Description of the task
Take the line that contains "Give me a plain-text" and each line after it in the material below, and transcribe them exactly, stopping at the end.

Source data
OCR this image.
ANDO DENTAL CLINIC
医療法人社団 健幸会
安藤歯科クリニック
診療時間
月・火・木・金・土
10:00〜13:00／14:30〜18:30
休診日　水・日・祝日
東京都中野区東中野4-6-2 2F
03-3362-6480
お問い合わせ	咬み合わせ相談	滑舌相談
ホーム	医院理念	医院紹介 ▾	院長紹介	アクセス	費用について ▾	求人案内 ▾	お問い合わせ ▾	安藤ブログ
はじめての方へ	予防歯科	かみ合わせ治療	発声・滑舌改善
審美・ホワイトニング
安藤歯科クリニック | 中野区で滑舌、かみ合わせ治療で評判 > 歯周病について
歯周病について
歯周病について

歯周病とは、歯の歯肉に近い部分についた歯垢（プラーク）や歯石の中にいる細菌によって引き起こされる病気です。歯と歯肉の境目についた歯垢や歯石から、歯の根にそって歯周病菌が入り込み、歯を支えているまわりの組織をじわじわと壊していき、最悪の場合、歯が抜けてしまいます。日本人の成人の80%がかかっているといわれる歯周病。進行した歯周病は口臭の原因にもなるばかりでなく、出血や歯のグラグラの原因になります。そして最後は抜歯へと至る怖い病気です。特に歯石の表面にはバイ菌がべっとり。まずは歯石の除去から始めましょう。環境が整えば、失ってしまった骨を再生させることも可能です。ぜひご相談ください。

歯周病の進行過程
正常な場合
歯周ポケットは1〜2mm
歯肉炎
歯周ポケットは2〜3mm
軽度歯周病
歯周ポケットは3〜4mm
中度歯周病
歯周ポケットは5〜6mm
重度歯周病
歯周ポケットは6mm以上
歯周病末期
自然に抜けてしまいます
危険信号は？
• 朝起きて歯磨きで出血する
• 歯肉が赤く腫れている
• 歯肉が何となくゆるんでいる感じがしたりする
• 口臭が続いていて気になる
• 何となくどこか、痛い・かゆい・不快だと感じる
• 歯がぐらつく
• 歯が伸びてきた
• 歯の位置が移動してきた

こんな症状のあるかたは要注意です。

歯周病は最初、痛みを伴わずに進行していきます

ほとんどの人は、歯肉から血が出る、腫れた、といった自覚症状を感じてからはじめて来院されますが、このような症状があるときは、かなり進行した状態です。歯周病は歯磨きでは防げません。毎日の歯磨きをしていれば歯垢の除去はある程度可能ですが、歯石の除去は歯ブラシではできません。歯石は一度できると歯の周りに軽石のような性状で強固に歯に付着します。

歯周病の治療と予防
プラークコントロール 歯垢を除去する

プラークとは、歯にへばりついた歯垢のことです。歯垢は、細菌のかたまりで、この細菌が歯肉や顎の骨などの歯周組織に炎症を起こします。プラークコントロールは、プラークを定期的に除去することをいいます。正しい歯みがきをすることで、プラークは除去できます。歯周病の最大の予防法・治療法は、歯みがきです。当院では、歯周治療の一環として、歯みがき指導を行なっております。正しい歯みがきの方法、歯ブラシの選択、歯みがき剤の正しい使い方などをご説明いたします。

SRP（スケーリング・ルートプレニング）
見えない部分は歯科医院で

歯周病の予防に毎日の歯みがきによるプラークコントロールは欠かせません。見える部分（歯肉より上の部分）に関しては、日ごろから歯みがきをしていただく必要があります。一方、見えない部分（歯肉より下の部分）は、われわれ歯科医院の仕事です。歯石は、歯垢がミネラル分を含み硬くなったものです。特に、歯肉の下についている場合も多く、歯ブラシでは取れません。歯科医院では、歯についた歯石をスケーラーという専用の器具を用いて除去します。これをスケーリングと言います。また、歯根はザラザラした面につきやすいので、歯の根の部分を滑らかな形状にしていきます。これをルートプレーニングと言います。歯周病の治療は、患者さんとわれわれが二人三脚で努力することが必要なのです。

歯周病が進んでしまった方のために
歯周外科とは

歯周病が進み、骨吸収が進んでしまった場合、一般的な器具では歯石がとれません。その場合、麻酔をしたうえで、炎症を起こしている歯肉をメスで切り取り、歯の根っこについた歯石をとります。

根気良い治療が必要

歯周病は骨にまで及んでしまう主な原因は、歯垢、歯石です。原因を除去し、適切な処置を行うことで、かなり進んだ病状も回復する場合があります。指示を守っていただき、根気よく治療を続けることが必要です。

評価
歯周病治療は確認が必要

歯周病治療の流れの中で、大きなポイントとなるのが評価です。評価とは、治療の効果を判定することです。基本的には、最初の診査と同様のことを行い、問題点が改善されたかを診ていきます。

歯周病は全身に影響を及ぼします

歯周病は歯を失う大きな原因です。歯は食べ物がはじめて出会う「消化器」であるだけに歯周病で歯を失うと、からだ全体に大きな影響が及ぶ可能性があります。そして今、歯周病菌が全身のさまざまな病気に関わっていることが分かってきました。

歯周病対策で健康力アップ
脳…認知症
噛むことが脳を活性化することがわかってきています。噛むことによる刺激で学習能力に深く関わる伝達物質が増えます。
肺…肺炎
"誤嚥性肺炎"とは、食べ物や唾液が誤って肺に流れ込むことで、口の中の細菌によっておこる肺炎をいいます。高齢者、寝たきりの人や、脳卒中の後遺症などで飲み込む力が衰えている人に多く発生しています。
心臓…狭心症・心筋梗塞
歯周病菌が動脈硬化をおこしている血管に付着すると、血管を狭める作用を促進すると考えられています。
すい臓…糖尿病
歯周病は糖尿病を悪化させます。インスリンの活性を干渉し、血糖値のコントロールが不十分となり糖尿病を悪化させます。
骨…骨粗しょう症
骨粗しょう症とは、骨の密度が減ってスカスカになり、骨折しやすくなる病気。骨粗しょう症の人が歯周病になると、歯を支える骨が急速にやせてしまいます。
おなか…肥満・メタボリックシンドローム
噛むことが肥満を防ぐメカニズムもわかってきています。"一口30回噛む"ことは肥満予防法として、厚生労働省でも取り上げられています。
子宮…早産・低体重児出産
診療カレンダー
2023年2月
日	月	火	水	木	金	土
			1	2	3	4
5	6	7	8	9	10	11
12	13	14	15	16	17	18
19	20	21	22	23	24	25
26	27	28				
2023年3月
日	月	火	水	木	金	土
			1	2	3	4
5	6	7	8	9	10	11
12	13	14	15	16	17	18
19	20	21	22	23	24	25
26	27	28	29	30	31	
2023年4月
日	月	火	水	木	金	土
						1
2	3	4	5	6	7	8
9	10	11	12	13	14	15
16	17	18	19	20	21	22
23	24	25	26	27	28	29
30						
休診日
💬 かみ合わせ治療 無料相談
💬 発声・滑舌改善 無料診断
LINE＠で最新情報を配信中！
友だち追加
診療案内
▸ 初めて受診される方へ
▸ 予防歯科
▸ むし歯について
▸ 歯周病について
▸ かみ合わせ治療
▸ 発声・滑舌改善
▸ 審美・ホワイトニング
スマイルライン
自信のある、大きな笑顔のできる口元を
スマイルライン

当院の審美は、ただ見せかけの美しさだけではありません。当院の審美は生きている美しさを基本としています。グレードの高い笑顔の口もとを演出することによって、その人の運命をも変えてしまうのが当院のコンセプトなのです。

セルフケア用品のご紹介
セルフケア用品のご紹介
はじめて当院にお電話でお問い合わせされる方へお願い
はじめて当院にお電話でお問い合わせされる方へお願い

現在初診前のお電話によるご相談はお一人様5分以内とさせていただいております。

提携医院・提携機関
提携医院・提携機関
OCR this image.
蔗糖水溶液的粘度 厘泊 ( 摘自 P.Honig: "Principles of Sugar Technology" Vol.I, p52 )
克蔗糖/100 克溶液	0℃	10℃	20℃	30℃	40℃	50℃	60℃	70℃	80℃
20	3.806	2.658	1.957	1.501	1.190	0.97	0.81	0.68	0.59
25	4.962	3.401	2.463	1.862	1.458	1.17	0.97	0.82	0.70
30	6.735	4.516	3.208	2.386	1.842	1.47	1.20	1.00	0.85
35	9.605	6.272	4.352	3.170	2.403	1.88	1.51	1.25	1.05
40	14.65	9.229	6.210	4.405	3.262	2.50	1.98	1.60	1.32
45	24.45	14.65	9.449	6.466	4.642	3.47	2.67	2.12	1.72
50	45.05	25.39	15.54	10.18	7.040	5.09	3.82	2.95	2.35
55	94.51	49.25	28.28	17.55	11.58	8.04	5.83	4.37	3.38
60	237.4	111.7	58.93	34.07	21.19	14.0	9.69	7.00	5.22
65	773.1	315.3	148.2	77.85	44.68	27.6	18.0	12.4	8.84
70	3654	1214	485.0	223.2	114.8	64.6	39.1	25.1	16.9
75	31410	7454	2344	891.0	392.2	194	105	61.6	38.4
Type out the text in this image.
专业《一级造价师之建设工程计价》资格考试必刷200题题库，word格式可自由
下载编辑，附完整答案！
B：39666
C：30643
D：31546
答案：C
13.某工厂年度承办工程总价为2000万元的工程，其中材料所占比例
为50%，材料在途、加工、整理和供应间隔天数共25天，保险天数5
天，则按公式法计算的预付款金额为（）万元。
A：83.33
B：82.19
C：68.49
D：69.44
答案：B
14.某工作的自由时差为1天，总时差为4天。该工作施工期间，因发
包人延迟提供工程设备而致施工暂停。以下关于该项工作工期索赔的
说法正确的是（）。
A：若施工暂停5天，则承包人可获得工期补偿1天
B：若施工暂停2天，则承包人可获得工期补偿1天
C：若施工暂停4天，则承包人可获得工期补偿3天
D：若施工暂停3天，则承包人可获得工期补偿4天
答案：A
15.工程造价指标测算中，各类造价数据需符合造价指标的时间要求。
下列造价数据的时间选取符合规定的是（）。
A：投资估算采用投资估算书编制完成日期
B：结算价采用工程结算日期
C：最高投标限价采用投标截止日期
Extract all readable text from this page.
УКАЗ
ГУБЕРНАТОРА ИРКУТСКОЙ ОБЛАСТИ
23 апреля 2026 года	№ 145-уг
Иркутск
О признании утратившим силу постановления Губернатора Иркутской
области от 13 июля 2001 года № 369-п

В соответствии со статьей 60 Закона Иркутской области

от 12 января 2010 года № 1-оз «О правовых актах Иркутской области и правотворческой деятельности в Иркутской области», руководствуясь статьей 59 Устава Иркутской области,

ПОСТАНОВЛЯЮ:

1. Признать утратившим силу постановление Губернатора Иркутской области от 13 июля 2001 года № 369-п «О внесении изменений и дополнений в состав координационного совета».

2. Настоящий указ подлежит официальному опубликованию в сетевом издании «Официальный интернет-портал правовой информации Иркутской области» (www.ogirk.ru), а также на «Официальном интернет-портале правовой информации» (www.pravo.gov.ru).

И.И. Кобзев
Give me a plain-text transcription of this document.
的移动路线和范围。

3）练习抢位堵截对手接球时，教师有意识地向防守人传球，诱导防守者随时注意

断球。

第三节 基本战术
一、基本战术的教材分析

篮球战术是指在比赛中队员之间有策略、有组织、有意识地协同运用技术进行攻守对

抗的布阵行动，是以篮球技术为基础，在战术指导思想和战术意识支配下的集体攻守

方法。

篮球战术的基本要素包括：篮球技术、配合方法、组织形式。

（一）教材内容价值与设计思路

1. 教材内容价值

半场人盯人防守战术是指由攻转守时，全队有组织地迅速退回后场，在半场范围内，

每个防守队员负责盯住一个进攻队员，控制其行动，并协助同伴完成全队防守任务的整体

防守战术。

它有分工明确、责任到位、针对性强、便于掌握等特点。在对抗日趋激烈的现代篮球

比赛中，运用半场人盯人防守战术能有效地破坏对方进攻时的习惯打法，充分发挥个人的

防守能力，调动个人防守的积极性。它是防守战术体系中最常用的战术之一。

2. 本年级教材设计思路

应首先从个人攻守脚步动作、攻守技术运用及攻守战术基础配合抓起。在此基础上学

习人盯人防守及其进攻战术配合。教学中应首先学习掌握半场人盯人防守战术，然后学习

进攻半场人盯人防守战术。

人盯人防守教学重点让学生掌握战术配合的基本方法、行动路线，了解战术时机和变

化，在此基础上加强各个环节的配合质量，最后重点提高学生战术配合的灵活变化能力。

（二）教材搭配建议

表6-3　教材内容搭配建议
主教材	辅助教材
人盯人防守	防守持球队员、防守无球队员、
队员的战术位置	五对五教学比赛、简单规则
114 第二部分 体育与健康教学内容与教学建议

Exercise result
Give me a plain-text transcription of this document.
的移动路线和范围。

3）练习抢位堵截对手接球时，教师有意识地向防守人传球，诱导防守者随时注意

断球。

第三节 基本战术
一、基本战术的教材分析

篮球战术是指在比赛中队员之间有策略、有组织、有意识地协同运用技术进行攻守对

抗的布阵行动，是以篮球技术为基础，在战术指导思想和战术意识支配下的集体攻守

方法。

篮球战术的基本要素包括：篮球技术、配合方法、组织形式。

（一）教材内容价值与设计思路

1. 教材内容价值

半场人盯人防守战术是指由攻转守时，全队有组织地迅速退回后场，在半场范围内，

每个防守队员负责盯住一个进攻队员，控制其行动，并协助同伴完成全队防守任务的整体

防守战术。

它有分工明确、责任到位、针对性强、便于掌握等特点。在对抗日趋激烈的现代篮球

比赛中，运用半场人盯人防守战术能有效地破坏对方进攻时的习惯打法，充分发挥个人的

防守能力，调动个人防守的积极性。它是防守战术体系中最常用的战术之一。

2. 本年级教材设计思路

应首先从个人攻守脚步动作、攻守技术运用及攻守战术基础配合抓起。在此基础上学

习人盯人防守及其进攻战术配合。教学中应首先学习掌握半场人盯人防守战术，然后学习

进攻半场人盯人防守战术。

人盯人防守教学重点让学生掌握战术配合的基本方法、行动路线，了解战术时机和变

化，在此基础上加强各个环节的配合质量，最后重点提高学生战术配合的灵活变化能力。

（二）教材搭配建议

表6-3　教材内容搭配建议
主教材	辅助教材
人盯人防守	防守持球队员、防守无球队员、
队员的战术位置	五对五教学比赛、简单规则
114 第二部分 体育与健康教学内容与教学建议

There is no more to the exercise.